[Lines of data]
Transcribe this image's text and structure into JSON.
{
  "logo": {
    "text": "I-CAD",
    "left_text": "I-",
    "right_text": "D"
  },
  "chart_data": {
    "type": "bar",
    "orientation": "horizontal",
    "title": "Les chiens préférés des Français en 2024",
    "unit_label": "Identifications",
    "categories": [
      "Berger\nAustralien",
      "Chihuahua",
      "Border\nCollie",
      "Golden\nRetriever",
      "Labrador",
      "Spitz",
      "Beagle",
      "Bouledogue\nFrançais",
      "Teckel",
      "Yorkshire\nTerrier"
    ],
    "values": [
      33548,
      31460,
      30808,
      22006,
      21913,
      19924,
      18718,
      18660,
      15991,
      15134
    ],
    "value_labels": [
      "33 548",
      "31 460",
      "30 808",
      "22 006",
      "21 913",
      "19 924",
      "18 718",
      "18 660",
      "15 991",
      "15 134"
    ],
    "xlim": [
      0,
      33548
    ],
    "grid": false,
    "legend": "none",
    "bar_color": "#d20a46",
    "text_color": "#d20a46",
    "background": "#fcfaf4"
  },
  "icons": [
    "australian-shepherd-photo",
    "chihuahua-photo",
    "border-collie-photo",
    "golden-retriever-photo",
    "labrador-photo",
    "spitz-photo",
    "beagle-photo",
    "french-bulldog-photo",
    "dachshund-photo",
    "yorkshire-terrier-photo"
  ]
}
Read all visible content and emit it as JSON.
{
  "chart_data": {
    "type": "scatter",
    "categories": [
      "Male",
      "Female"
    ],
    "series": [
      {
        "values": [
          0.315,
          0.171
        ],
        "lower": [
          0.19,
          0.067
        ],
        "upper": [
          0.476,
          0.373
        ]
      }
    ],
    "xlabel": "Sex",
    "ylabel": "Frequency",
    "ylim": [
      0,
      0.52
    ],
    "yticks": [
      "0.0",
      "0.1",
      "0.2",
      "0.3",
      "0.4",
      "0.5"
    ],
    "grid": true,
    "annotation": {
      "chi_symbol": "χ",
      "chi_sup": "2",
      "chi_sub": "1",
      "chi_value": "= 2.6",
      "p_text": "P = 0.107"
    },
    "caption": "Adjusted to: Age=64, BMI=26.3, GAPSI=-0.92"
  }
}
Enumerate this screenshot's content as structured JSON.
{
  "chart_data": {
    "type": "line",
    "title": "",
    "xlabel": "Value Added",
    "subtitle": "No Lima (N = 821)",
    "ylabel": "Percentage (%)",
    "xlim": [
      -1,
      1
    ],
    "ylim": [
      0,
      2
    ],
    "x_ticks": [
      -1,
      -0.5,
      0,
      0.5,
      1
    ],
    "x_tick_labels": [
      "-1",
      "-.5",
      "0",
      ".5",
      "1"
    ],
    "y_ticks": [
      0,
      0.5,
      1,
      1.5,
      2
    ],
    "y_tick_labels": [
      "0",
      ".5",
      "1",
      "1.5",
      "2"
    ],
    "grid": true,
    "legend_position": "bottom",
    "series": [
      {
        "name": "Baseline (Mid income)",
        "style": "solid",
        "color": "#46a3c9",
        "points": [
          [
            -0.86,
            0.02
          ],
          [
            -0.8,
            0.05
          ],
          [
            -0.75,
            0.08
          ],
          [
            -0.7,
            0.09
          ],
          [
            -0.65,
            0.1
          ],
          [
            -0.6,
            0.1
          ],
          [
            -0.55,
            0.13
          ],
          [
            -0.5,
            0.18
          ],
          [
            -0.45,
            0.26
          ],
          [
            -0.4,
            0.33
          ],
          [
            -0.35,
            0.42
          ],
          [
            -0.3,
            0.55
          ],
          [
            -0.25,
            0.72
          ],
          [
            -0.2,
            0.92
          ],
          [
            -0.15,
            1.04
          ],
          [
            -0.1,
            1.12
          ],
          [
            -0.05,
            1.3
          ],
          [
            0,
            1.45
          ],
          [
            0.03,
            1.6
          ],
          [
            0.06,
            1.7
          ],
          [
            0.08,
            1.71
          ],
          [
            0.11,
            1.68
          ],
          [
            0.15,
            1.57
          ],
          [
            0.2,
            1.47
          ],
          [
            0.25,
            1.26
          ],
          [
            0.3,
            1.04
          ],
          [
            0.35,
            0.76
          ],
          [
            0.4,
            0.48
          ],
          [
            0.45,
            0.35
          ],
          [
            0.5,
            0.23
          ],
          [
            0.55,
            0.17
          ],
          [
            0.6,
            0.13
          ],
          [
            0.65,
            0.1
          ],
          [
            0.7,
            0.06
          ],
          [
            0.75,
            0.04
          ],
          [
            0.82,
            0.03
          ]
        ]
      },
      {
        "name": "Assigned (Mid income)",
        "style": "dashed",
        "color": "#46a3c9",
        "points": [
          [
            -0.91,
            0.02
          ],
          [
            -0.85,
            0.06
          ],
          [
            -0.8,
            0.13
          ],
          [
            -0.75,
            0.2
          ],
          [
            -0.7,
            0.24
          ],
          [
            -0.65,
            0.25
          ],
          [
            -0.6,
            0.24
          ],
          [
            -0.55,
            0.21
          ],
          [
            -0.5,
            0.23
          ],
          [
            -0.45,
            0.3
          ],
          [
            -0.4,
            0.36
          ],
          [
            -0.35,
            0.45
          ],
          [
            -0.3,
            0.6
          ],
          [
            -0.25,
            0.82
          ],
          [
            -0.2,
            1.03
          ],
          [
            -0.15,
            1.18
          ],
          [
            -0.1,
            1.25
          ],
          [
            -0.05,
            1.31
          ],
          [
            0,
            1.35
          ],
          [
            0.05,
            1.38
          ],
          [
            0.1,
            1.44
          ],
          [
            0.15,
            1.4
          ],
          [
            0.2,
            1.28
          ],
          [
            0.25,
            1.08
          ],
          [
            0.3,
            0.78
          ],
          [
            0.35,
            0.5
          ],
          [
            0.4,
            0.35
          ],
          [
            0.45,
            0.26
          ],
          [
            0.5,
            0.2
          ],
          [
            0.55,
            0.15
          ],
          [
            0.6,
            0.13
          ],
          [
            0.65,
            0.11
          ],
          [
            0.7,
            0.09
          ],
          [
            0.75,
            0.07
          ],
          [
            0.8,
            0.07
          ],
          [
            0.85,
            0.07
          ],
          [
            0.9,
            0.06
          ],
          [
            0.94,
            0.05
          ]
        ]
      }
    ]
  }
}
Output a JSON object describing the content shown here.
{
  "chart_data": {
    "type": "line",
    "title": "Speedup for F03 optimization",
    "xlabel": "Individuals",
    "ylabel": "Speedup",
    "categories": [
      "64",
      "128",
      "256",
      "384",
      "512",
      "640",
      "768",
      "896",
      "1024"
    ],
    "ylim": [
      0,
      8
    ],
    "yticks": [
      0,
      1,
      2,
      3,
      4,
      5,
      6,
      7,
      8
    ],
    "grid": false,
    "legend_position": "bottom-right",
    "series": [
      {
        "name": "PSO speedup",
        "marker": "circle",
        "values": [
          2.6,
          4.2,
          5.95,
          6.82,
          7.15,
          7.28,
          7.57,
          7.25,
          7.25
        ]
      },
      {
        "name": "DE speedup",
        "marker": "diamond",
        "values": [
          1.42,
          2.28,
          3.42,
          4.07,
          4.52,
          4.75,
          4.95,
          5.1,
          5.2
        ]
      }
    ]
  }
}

• [What is being asked] Output every record above exactly as it appears.

• [Output of the exercise]
Transcribe this image's text and structure into JSON.
{
  "logo": {
    "text": "I-CAD",
    "left_text": "I-",
    "right_text": "D"
  },
  "chart_data": {
    "type": "bar",
    "orientation": "horizontal",
    "title": "Les chiens préférés des Français en 2024",
    "unit_label": "Identifications",
    "categories": [
      "Berger\nAustralien",
      "Chihuahua",
      "Border\nCollie",
      "Golden\nRetriever",
      "Labrador",
      "Spitz",
      "Beagle",
      "Bouledogue\nFrançais",
      "Teckel",
      "Yorkshire\nTerrier"
    ],
    "values": [
      33548,
      31460,
      30808,
      22006,
      21913,
      19924,
      18718,
      18660,
      15991,
      15134
    ],
    "value_labels": [
      "33 548",
      "31 460",
      "30 808",
      "22 006",
      "21 913",
      "19 924",
      "18 718",
      "18 660",
      "15 991",
      "15 134"
    ],
    "xlim": [
      0,
      33548
    ],
    "grid": false,
    "legend": "none",
    "bar_color": "#d20a46",
    "text_color": "#d20a46",
    "background": "#fcfaf4"
  },
  "icons": [
    "australian-shepherd-photo",
    "chihuahua-photo",
    "border-collie-photo",
    "golden-retriever-photo",
    "labrador-photo",
    "spitz-photo",
    "beagle-photo",
    "french-bulldog-photo",
    "dachshund-photo",
    "yorkshire-terrier-photo"
  ]
}
Read all visible content and emit it as JSON.
{
  "chart_data": {
    "type": "scatter",
    "categories": [
      "Male",
      "Female"
    ],
    "series": [
      {
        "values": [
          0.315,
          0.171
        ],
        "lower": [
          0.19,
          0.067
        ],
        "upper": [
          0.476,
          0.373
        ]
      }
    ],
    "xlabel": "Sex",
    "ylabel": "Frequency",
    "ylim": [
      0,
      0.52
    ],
    "yticks": [
      "0.0",
      "0.1",
      "0.2",
      "0.3",
      "0.4",
      "0.5"
    ],
    "grid": true,
    "annotation": {
      "chi_symbol": "χ",
      "chi_sup": "2",
      "chi_sub": "1",
      "chi_value": "= 2.6",
      "p_text": "P = 0.107"
    },
    "caption": "Adjusted to: Age=64, BMI=26.3, GAPSI=-0.92"
  }
}
Enumerate this screenshot's content as structured JSON.
{
  "chart_data": {
    "type": "line",
    "title": "",
    "xlabel": "Value Added",
    "subtitle": "No Lima (N = 821)",
    "ylabel": "Percentage (%)",
    "xlim": [
      -1,
      1
    ],
    "ylim": [
      0,
      2
    ],
    "x_ticks": [
      -1,
      -0.5,
      0,
      0.5,
      1
    ],
    "x_tick_labels": [
      "-1",
      "-.5",
      "0",
      ".5",
      "1"
    ],
    "y_ticks": [
      0,
      0.5,
      1,
      1.5,
      2
    ],
    "y_tick_labels": [
      "0",
      ".5",
      "1",
      "1.5",
      "2"
    ],
    "grid": true,
    "legend_position": "bottom",
    "series": [
      {
        "name": "Baseline (Mid income)",
        "style": "solid",
        "color": "#46a3c9",
        "points": [
          [
            -0.86,
            0.02
          ],
          [
            -0.8,
            0.05
          ],
          [
            -0.75,
            0.08
          ],
          [
            -0.7,
            0.09
          ],
          [
            -0.65,
            0.1
          ],
          [
            -0.6,
            0.1
          ],
          [
            -0.55,
            0.13
          ],
          [
            -0.5,
            0.18
          ],
          [
            -0.45,
            0.26
          ],
          [
            -0.4,
            0.33
          ],
          [
            -0.35,
            0.42
          ],
          [
            -0.3,
            0.55
          ],
          [
            -0.25,
            0.72
          ],
          [
            -0.2,
            0.92
          ],
          [
            -0.15,
            1.04
          ],
          [
            -0.1,
            1.12
          ],
          [
            -0.05,
            1.3
          ],
          [
            0,
            1.45
          ],
          [
            0.03,
            1.6
          ],
          [
            0.06,
            1.7
          ],
          [
            0.08,
            1.71
          ],
          [
            0.11,
            1.68
          ],
          [
            0.15,
            1.57
          ],
          [
            0.2,
            1.47
          ],
          [
            0.25,
            1.26
          ],
          [
            0.3,
            1.04
          ],
          [
            0.35,
            0.76
          ],
          [
            0.4,
            0.48
          ],
          [
            0.45,
            0.35
          ],
          [
            0.5,
            0.23
          ],
          [
            0.55,
            0.17
          ],
          [
            0.6,
            0.13
          ],
          [
            0.65,
            0.1
          ],
          [
            0.7,
            0.06
          ],
          [
            0.75,
            0.04
          ],
          [
            0.82,
            0.03
          ]
        ]
      },
      {
        "name": "Assigned (Mid income)",
        "style": "dashed",
        "color": "#46a3c9",
        "points": [
          [
            -0.91,
            0.02
          ],
          [
            -0.85,
            0.06
          ],
          [
            -0.8,
            0.13
          ],
          [
            -0.75,
            0.2
          ],
          [
            -0.7,
            0.24
          ],
          [
            -0.65,
            0.25
          ],
          [
            -0.6,
            0.24
          ],
          [
            -0.55,
            0.21
          ],
          [
            -0.5,
            0.23
          ],
          [
            -0.45,
            0.3
          ],
          [
            -0.4,
            0.36
          ],
          [
            -0.35,
            0.45
          ],
          [
            -0.3,
            0.6
          ],
          [
            -0.25,
            0.82
          ],
          [
            -0.2,
            1.03
          ],
          [
            -0.15,
            1.18
          ],
          [
            -0.1,
            1.25
          ],
          [
            -0.05,
            1.31
          ],
          [
            0,
            1.35
          ],
          [
            0.05,
            1.38
          ],
          [
            0.1,
            1.44
          ],
          [
            0.15,
            1.4
          ],
          [
            0.2,
            1.28
          ],
          [
            0.25,
            1.08
          ],
          [
            0.3,
            0.78
          ],
          [
            0.35,
            0.5
          ],
          [
            0.4,
            0.35
          ],
          [
            0.45,
            0.26
          ],
          [
            0.5,
            0.2
          ],
          [
            0.55,
            0.15
          ],
          [
            0.6,
            0.13
          ],
          [
            0.65,
            0.11
          ],
          [
            0.7,
            0.09
          ],
          [
            0.75,
            0.07
          ],
          [
            0.8,
            0.07
          ],
          [
            0.85,
            0.07
          ],
          [
            0.9,
            0.06
          ],
          [
            0.94,
            0.05
          ]
        ]
      }
    ]
  }
}
Output a JSON object describing the content shown here.
{
  "chart_data": {
    "type": "line",
    "title": "Speedup for F03 optimization",
    "xlabel": "Individuals",
    "ylabel": "Speedup",
    "categories": [
      "64",
      "128",
      "256",
      "384",
      "512",
      "640",
      "768",
      "896",
      "1024"
    ],
    "ylim": [
      0,
      8
    ],
    "yticks": [
      0,
      1,
      2,
      3,
      4,
      5,
      6,
      7,
      8
    ],
    "grid": false,
    "legend_position": "bottom-right",
    "series": [
      {
        "name": "PSO speedup",
        "marker": "circle",
        "values": [
          2.6,
          4.2,
          5.95,
          6.82,
          7.15,
          7.28,
          7.57,
          7.25,
          7.25
        ]
      },
      {
        "name": "DE speedup",
        "marker": "diamond",
        "values": [
          1.42,
          2.28,
          3.42,
          4.07,
          4.52,
          4.75,
          4.95,
          5.1,
          5.2
        ]
      }
    ]
  }
}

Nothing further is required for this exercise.